* Problem description *
Determine how many lines of this material contain "настольному". Give only the number.
>> BEGIN
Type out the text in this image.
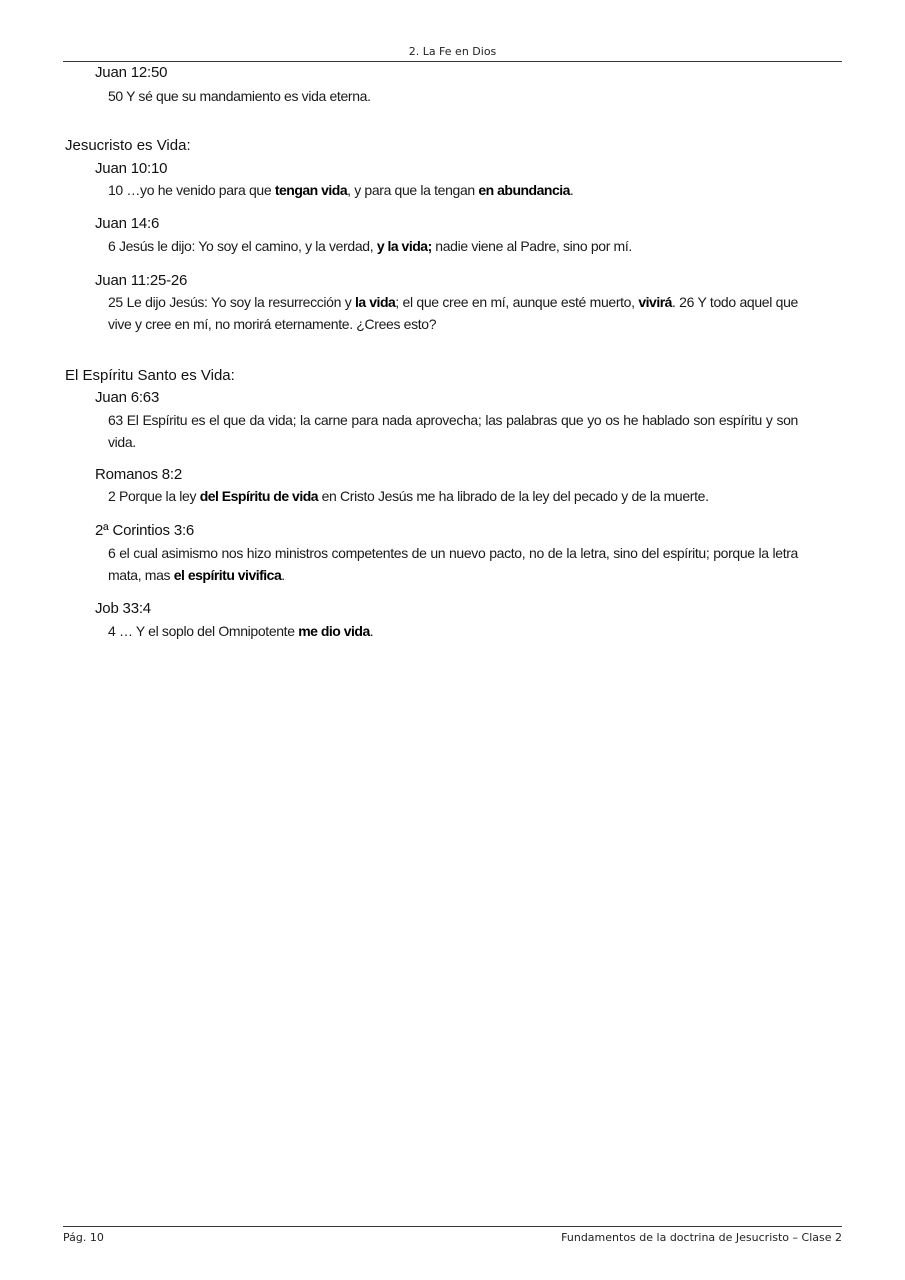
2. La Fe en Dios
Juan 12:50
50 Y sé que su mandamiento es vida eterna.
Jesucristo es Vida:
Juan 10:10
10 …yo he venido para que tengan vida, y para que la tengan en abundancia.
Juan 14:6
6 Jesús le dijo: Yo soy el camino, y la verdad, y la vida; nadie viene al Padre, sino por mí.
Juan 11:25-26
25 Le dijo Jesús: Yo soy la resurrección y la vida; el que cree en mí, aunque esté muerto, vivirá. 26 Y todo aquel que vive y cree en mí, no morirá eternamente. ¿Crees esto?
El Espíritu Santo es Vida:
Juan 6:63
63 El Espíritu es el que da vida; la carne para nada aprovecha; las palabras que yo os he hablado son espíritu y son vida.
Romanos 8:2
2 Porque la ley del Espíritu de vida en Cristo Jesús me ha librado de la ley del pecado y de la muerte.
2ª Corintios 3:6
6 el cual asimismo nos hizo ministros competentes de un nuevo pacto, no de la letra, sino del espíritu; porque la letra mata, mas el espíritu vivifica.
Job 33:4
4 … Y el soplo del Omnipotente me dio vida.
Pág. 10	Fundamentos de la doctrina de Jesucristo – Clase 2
>> END
>> BEGIN
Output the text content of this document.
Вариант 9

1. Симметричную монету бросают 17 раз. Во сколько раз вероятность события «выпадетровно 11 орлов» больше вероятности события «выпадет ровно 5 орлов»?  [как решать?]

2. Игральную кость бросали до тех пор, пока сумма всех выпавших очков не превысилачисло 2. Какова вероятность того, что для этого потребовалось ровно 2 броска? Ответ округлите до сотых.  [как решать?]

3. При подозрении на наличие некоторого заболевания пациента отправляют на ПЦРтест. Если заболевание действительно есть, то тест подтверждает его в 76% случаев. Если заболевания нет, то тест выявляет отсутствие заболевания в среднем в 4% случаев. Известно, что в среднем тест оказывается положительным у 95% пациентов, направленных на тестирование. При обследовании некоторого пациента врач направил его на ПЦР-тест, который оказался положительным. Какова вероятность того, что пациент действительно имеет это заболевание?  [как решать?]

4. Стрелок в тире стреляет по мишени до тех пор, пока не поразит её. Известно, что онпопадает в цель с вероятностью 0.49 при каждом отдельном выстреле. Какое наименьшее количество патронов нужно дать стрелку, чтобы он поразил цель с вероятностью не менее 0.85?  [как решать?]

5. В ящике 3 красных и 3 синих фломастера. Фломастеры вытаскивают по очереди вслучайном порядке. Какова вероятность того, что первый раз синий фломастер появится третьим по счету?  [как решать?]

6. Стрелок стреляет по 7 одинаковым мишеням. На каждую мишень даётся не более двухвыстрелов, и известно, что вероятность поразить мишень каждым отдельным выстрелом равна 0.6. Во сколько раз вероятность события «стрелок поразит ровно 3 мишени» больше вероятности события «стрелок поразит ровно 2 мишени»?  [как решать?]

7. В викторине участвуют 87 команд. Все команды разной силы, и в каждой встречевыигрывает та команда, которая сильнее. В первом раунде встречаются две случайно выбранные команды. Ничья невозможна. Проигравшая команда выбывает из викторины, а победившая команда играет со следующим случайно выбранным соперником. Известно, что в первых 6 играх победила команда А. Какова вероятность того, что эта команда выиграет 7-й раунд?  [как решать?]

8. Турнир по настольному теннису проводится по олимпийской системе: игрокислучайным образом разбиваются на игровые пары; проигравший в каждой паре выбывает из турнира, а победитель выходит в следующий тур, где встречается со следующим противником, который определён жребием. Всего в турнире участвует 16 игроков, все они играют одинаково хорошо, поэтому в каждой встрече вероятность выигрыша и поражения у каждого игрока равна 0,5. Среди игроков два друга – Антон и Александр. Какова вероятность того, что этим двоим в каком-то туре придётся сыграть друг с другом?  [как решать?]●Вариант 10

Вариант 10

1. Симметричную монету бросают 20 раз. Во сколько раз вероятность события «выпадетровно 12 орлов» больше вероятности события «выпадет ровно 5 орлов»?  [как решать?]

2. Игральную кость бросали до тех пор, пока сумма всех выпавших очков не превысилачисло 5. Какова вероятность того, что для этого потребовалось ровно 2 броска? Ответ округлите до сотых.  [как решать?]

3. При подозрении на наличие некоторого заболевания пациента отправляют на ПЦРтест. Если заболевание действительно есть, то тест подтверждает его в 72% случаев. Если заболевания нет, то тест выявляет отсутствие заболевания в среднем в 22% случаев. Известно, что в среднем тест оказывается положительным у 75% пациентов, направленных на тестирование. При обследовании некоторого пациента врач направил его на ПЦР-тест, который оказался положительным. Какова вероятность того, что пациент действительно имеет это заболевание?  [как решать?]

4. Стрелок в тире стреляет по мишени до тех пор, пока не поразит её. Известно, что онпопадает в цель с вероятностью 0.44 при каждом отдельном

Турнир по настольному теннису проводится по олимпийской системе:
>> END
* Task answer *
2